#### Records about charts and figures
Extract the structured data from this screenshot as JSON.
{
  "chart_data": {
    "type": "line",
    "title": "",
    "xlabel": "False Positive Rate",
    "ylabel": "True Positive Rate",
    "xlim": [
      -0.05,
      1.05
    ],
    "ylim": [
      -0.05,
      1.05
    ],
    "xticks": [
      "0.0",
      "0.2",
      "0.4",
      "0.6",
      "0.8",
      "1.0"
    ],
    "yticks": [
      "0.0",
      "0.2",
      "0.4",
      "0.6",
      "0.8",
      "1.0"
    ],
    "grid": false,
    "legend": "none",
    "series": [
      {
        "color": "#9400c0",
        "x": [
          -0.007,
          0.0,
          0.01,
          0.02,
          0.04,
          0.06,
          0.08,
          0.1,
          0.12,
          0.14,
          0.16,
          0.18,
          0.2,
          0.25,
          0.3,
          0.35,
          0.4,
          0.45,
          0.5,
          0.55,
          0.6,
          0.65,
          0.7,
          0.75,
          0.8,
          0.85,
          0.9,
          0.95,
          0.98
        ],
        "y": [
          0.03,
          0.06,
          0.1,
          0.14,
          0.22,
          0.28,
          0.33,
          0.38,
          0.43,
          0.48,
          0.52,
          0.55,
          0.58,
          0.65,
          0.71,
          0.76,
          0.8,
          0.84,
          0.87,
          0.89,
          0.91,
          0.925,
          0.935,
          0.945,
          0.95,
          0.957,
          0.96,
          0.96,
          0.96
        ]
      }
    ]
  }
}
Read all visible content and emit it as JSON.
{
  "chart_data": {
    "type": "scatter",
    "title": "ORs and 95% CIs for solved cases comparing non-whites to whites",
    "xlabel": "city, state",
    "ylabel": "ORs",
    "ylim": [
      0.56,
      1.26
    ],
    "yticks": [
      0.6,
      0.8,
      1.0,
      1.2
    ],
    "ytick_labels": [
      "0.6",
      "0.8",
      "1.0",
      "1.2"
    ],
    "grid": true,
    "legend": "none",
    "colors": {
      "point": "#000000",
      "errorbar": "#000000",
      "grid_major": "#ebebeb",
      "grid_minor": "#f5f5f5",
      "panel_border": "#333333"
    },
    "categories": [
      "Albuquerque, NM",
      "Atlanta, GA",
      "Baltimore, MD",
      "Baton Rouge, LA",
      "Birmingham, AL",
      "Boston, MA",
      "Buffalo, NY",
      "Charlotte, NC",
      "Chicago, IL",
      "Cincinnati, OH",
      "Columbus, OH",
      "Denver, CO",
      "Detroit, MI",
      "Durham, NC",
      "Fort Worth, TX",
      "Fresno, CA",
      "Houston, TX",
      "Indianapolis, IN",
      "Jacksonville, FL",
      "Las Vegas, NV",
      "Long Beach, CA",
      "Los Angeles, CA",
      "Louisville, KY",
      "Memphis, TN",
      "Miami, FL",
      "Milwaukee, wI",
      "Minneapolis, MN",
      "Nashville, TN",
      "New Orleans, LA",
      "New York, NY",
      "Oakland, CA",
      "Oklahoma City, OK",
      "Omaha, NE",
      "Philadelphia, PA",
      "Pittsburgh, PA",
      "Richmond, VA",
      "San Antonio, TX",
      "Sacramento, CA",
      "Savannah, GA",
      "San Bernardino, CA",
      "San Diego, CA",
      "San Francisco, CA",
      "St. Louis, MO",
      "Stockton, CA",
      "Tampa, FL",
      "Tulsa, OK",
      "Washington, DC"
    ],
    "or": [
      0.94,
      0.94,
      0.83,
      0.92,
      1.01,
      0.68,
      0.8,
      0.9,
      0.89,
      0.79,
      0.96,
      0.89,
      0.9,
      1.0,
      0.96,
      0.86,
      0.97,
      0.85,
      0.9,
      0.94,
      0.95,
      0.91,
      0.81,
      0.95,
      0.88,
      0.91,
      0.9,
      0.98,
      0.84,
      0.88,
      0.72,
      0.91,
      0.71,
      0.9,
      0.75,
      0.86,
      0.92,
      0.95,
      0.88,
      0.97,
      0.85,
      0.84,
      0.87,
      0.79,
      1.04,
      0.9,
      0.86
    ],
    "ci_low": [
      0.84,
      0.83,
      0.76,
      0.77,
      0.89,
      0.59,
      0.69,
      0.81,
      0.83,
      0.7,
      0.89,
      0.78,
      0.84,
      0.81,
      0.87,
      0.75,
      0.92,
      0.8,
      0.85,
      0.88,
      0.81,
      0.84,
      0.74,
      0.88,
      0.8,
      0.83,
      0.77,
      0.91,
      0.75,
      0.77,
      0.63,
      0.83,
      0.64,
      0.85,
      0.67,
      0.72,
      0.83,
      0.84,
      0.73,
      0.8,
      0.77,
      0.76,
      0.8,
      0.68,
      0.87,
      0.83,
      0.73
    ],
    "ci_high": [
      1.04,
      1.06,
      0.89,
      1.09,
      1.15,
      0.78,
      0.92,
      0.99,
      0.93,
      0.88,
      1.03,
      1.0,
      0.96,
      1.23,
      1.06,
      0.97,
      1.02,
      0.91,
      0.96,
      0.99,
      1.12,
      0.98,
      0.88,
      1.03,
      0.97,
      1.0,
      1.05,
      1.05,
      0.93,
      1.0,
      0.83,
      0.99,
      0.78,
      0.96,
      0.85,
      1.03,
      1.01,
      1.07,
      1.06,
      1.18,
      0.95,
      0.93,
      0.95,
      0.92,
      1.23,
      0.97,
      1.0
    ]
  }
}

#### GOAL
Repeat the data in its entirety, character for character.

#### SOLVED EXERCISE
Extract the structured data from this screenshot as JSON.
{
  "chart_data": {
    "type": "line",
    "title": "",
    "xlabel": "False Positive Rate",
    "ylabel": "True Positive Rate",
    "xlim": [
      -0.05,
      1.05
    ],
    "ylim": [
      -0.05,
      1.05
    ],
    "xticks": [
      "0.0",
      "0.2",
      "0.4",
      "0.6",
      "0.8",
      "1.0"
    ],
    "yticks": [
      "0.0",
      "0.2",
      "0.4",
      "0.6",
      "0.8",
      "1.0"
    ],
    "grid": false,
    "legend": "none",
    "series": [
      {
        "color": "#9400c0",
        "x": [
          -0.007,
          0.0,
          0.01,
          0.02,
          0.04,
          0.06,
          0.08,
          0.1,
          0.12,
          0.14,
          0.16,
          0.18,
          0.2,
          0.25,
          0.3,
          0.35,
          0.4,
          0.45,
          0.5,
          0.55,
          0.6,
          0.65,
          0.7,
          0.75,
          0.8,
          0.85,
          0.9,
          0.95,
          0.98
        ],
        "y": [
          0.03,
          0.06,
          0.1,
          0.14,
          0.22,
          0.28,
          0.33,
          0.38,
          0.43,
          0.48,
          0.52,
          0.55,
          0.58,
          0.65,
          0.71,
          0.76,
          0.8,
          0.84,
          0.87,
          0.89,
          0.91,
          0.925,
          0.935,
          0.945,
          0.95,
          0.957,
          0.96,
          0.96,
          0.96
        ]
      }
    ]
  }
}
Read all visible content and emit it as JSON.
{
  "chart_data": {
    "type": "scatter",
    "title": "ORs and 95% CIs for solved cases comparing non-whites to whites",
    "xlabel": "city, state",
    "ylabel": "ORs",
    "ylim": [
      0.56,
      1.26
    ],
    "yticks": [
      0.6,
      0.8,
      1.0,
      1.2
    ],
    "ytick_labels": [
      "0.6",
      "0.8",
      "1.0",
      "1.2"
    ],
    "grid": true,
    "legend": "none",
    "colors": {
      "point": "#000000",
      "errorbar": "#000000",
      "grid_major": "#ebebeb",
      "grid_minor": "#f5f5f5",
      "panel_border": "#333333"
    },
    "categories": [
      "Albuquerque, NM",
      "Atlanta, GA",
      "Baltimore, MD",
      "Baton Rouge, LA",
      "Birmingham, AL",
      "Boston, MA",
      "Buffalo, NY",
      "Charlotte, NC",
      "Chicago, IL",
      "Cincinnati, OH",
      "Columbus, OH",
      "Denver, CO",
      "Detroit, MI",
      "Durham, NC",
      "Fort Worth, TX",
      "Fresno, CA",
      "Houston, TX",
      "Indianapolis, IN",
      "Jacksonville, FL",
      "Las Vegas, NV",
      "Long Beach, CA",
      "Los Angeles, CA",
      "Louisville, KY",
      "Memphis, TN",
      "Miami, FL",
      "Milwaukee, wI",
      "Minneapolis, MN",
      "Nashville, TN",
      "New Orleans, LA",
      "New York, NY",
      "Oakland, CA",
      "Oklahoma City, OK",
      "Omaha, NE",
      "Philadelphia, PA",
      "Pittsburgh, PA",
      "Richmond, VA",
      "San Antonio, TX",
      "Sacramento, CA",
      "Savannah, GA",
      "San Bernardino, CA",
      "San Diego, CA",
      "San Francisco, CA",
      "St. Louis, MO",
      "Stockton, CA",
      "Tampa, FL",
      "Tulsa, OK",
      "Washington, DC"
    ],
    "or": [
      0.94,
      0.94,
      0.83,
      0.92,
      1.01,
      0.68,
      0.8,
      0.9,
      0.89,
      0.79,
      0.96,
      0.89,
      0.9,
      1.0,
      0.96,
      0.86,
      0.97,
      0.85,
      0.9,
      0.94,
      0.95,
      0.91,
      0.81,
      0.95,
      0.88,
      0.91,
      0.9,
      0.98,
      0.84,
      0.88,
      0.72,
      0.91,
      0.71,
      0.9,
      0.75,
      0.86,
      0.92,
      0.95,
      0.88,
      0.97,
      0.85,
      0.84,
      0.87,
      0.79,
      1.04,
      0.9,
      0.86
    ],
    "ci_low": [
      0.84,
      0.83,
      0.76,
      0.77,
      0.89,
      0.59,
      0.69,
      0.81,
      0.83,
      0.7,
      0.89,
      0.78,
      0.84,
      0.81,
      0.87,
      0.75,
      0.92,
      0.8,
      0.85,
      0.88,
      0.81,
      0.84,
      0.74,
      0.88,
      0.8,
      0.83,
      0.77,
      0.91,
      0.75,
      0.77,
      0.63,
      0.83,
      0.64,
      0.85,
      0.67,
      0.72,
      0.83,
      0.84,
      0.73,
      0.8,
      0.77,
      0.76,
      0.8,
      0.68,
      0.87,
      0.83,
      0.73
    ],
    "ci_high": [
      1.04,
      1.06,
      0.89,
      1.09,
      1.15,
      0.78,
      0.92,
      0.99,
      0.93,
      0.88,
      1.03,
      1.0,
      0.96,
      1.23,
      1.06,
      0.97,
      1.02,
      0.91,
      0.96,
      0.99,
      1.12,
      0.98,
      0.88,
      1.03,
      0.97,
      1.0,
      1.05,
      1.05,
      0.93,
      1.0,
      0.83,
      0.99,
      0.78,
      0.96,
      0.85,
      1.03,
      1.01,
      1.07,
      1.06,
      1.18,
      0.95,
      0.93,
      0.95,
      0.92,
      1.23,
      0.97,
      1.0
    ]
  }
}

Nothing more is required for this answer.